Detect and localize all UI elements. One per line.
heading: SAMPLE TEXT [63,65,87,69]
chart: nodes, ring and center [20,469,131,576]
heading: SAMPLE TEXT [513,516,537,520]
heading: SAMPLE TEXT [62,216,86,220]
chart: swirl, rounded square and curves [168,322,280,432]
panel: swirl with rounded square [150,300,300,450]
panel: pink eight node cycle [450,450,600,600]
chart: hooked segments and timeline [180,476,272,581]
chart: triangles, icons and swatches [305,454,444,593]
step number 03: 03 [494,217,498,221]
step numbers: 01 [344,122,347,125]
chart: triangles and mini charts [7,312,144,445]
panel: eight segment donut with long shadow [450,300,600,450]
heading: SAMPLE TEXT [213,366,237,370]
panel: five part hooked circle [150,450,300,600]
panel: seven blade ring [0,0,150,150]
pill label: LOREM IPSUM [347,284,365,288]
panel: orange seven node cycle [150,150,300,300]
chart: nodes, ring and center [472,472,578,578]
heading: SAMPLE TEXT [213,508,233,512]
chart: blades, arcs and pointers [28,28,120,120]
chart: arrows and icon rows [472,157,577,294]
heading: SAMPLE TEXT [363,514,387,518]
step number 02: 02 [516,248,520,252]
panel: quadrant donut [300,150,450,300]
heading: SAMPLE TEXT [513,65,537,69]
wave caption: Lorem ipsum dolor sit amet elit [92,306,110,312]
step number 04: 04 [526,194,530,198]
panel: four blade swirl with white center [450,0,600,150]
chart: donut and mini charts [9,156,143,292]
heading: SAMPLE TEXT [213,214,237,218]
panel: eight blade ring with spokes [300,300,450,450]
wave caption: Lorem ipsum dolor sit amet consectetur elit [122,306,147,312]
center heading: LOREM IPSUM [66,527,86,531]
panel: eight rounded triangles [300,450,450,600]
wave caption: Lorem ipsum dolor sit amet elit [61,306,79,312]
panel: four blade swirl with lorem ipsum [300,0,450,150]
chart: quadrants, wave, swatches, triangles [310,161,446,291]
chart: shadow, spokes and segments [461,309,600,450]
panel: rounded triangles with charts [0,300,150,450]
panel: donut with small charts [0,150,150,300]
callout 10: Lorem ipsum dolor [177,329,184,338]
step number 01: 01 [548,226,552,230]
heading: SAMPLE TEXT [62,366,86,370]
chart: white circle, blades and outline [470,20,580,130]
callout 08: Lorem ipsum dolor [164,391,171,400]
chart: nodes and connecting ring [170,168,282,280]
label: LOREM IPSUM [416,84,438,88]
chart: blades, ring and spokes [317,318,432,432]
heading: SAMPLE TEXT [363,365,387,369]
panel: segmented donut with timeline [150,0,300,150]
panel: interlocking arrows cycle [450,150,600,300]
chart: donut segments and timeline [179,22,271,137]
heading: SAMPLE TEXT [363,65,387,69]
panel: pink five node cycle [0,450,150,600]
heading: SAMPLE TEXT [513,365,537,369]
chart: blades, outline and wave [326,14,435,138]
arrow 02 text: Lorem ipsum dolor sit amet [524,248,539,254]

* **GIVEN PROBLEM**
Express every line of the data above as a JSON list of strings, one string per line, leaving out any blank lines.

* **ANSWER TO THIS PROBLEM**
[
  "Detect and localize all UI elements. One per line.",
  "heading: SAMPLE TEXT [63,65,87,69]",
  "chart: nodes, ring and center [20,469,131,576]",
  "heading: SAMPLE TEXT [513,516,537,520]",
  "heading: SAMPLE TEXT [62,216,86,220]",
  "chart: swirl, rounded square and curves [168,322,280,432]",
  "panel: swirl with rounded square [150,300,300,450]",
  "panel: pink eight node cycle [450,450,600,600]",
  "chart: hooked segments and timeline [180,476,272,581]",
  "chart: triangles, icons and swatches [305,454,444,593]",
  "step number 03: 03 [494,217,498,221]",
  "step numbers: 01 [344,122,347,125]",
  "chart: triangles and mini charts [7,312,144,445]",
  "panel: eight segment donut with long shadow [450,300,600,450]",
  "heading: SAMPLE TEXT [213,366,237,370]",
  "panel: five part hooked circle [150,450,300,600]",
  "panel: seven blade ring [0,0,150,150]",
  "pill label: LOREM IPSUM [347,284,365,288]",
  "panel: orange seven node cycle [150,150,300,300]",
  "chart: nodes, ring and center [472,472,578,578]",
  "heading: SAMPLE TEXT [213,508,233,512]",
  "chart: blades, arcs and pointers [28,28,120,120]",
  "chart: arrows and icon rows [472,157,577,294]",
  "heading: SAMPLE TEXT [363,514,387,518]",
  "step number 02: 02 [516,248,520,252]",
  "panel: quadrant donut [300,150,450,300]",
  "heading: SAMPLE TEXT [513,65,537,69]",
  "wave caption: Lorem ipsum dolor sit amet elit [92,306,110,312]",
  "step number 04: 04 [526,194,530,198]",
  "panel: four blade swirl with white center [450,0,600,150]",
  "chart: donut and mini charts [9,156,143,292]",
  "heading: SAMPLE TEXT [213,214,237,218]",
  "panel: eight blade ring with spokes [300,300,450,450]",
  "wave caption: Lorem ipsum dolor sit amet consectetur elit [122,306,147,312]",
  "center heading: LOREM IPSUM [66,527,86,531]",
  "panel: eight rounded triangles [300,450,450,600]",
  "wave caption: Lorem ipsum dolor sit amet elit [61,306,79,312]",
  "panel: four blade swirl with lorem ipsum [300,0,450,150]",
  "chart: quadrants, wave, swatches, triangles [310,161,446,291]",
  "chart: shadow, spokes and segments [461,309,600,450]",
  "panel: rounded triangles with charts [0,300,150,450]",
  "panel: donut with small charts [0,150,150,300]",
  "callout 10: Lorem ipsum dolor [177,329,184,338]",
  "step number 01: 01 [548,226,552,230]",
  "heading: SAMPLE TEXT [62,366,86,370]",
  "chart: white circle, blades and outline [470,20,580,130]",
  "callout 08: Lorem ipsum dolor [164,391,171,400]",
  "chart: nodes and connecting ring [170,168,282,280]",
  "label: LOREM IPSUM [416,84,438,88]",
  "chart: blades, ring and spokes [317,318,432,432]",
  "heading: SAMPLE TEXT [363,365,387,369]",
  "panel: segmented donut with timeline [150,0,300,150]",
  "panel: interlocking arrows cycle [450,150,600,300]",
  "chart: donut segments and timeline [179,22,271,137]",
  "heading: SAMPLE TEXT [363,65,387,69]",
  "panel: pink five node cycle [0,450,150,600]",
  "heading: SAMPLE TEXT [513,365,537,369]",
  "chart: blades, outline and wave [326,14,435,138]",
  "arrow 02 text: Lorem ipsum dolor sit amet [524,248,539,254]"
]